-- Start Data section --
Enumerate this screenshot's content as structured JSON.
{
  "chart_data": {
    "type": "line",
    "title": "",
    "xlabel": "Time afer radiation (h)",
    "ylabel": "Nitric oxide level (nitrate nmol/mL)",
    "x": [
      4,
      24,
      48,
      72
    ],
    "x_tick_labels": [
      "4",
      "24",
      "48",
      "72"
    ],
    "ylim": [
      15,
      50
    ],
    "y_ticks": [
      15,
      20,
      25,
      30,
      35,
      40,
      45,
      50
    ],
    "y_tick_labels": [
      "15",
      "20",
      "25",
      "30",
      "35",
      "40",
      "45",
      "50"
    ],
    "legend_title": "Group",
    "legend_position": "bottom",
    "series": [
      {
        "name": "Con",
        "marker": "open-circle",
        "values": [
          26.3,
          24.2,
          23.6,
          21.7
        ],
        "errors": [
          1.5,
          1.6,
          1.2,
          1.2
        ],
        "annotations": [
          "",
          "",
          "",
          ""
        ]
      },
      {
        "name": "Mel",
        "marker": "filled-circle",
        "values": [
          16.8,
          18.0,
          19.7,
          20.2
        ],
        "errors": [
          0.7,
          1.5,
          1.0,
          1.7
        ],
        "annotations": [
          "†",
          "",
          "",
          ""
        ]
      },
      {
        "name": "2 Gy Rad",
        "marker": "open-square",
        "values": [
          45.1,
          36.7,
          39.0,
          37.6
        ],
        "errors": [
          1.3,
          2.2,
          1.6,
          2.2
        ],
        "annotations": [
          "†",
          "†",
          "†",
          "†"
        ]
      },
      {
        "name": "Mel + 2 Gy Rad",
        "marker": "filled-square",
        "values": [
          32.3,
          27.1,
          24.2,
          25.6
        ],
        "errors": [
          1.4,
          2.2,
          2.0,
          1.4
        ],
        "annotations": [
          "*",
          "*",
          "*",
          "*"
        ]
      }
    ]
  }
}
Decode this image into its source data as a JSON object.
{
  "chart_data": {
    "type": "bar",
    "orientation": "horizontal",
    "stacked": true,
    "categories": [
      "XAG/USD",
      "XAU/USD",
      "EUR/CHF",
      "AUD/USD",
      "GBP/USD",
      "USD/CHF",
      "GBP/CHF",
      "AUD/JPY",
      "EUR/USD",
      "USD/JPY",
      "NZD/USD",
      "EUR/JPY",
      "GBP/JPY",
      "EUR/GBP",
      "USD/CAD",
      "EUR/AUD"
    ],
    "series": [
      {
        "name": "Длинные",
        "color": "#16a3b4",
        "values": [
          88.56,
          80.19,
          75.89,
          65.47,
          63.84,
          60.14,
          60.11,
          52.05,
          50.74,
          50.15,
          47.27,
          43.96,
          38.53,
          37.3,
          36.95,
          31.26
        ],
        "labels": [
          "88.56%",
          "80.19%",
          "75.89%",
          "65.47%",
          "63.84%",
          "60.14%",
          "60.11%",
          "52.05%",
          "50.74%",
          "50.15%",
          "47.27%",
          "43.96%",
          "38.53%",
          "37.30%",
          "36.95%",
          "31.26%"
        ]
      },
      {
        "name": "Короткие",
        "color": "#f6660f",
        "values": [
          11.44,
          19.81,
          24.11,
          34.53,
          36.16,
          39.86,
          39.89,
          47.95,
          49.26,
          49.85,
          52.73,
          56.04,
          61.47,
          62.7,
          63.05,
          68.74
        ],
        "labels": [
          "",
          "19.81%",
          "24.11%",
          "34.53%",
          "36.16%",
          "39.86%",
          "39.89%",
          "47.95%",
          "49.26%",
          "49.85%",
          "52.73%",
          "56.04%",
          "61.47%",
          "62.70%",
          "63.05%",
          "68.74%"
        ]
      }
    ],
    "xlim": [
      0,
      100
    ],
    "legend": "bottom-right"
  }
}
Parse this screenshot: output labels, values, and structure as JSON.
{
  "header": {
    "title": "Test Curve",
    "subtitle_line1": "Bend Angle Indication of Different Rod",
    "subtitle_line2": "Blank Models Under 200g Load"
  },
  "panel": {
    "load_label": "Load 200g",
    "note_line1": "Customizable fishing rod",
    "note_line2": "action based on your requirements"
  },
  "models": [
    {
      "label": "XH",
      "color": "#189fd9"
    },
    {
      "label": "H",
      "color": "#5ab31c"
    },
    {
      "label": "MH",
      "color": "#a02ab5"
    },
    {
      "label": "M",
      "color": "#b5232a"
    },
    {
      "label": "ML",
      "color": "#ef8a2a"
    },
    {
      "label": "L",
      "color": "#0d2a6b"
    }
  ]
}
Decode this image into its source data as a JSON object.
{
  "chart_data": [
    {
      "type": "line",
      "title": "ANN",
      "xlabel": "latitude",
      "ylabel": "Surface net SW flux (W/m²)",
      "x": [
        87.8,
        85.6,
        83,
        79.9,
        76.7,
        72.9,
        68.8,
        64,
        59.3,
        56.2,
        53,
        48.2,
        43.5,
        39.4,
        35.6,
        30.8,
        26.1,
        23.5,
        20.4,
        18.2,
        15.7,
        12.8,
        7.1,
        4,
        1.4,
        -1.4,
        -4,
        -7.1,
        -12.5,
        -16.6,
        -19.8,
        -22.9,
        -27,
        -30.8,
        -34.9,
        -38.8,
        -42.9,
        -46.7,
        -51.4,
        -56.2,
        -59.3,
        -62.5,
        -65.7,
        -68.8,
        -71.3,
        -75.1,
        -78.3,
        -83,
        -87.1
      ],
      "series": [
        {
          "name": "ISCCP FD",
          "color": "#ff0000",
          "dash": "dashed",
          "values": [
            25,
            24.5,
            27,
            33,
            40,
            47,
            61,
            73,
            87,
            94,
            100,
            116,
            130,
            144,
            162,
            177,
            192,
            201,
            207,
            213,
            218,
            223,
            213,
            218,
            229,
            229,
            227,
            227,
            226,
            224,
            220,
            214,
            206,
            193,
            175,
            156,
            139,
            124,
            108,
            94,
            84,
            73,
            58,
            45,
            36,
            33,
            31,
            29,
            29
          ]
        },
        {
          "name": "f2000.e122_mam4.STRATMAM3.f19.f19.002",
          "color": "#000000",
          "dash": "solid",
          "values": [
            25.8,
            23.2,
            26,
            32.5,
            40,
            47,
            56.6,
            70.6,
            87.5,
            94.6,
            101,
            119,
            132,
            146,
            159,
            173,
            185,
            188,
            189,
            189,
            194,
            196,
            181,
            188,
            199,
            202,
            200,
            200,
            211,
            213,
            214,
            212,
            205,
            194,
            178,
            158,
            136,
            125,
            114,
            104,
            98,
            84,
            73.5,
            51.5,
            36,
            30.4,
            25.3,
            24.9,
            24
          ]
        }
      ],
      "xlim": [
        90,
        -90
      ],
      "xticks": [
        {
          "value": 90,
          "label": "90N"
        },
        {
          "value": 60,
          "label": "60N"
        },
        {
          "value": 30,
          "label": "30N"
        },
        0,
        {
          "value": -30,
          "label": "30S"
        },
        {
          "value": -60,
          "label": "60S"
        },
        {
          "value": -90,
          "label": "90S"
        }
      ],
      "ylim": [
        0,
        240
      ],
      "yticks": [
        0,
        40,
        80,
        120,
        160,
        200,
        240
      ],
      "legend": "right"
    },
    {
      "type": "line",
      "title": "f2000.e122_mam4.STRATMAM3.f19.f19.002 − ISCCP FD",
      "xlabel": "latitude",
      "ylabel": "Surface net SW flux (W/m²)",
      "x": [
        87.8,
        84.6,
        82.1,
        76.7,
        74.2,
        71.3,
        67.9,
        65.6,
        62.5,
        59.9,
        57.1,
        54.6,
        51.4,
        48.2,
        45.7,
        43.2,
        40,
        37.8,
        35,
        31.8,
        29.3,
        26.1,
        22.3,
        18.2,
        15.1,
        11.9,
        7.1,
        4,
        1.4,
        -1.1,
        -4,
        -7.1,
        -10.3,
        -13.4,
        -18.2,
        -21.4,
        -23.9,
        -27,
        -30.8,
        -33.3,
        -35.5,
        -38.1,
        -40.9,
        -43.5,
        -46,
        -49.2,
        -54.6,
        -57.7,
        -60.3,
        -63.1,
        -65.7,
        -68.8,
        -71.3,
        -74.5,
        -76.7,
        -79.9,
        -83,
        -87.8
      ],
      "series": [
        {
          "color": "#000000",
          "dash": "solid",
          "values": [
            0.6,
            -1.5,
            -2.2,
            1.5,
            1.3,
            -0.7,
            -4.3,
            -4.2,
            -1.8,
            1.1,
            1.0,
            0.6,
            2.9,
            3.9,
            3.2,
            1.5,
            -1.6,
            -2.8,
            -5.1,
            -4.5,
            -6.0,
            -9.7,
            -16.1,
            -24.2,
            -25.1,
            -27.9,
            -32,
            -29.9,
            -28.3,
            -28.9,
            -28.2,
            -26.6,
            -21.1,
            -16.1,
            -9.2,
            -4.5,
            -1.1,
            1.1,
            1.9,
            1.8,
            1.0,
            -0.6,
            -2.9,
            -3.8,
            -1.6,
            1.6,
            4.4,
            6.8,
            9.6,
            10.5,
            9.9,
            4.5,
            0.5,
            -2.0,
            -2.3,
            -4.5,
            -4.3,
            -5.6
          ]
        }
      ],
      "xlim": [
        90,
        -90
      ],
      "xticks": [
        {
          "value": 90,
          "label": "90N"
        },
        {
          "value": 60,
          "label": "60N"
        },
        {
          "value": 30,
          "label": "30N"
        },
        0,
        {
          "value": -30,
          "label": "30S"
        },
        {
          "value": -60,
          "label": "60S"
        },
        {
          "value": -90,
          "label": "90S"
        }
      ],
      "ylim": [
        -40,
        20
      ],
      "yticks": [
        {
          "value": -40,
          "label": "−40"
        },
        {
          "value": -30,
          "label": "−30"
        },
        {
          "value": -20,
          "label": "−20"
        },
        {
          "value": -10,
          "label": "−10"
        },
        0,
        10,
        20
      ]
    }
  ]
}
-- End Data section --
### [What you will do]
For each line of the entries that includes "filled", show that line.

### [Correct response]
        "marker": "filled-circle",
        "marker": "filled-square",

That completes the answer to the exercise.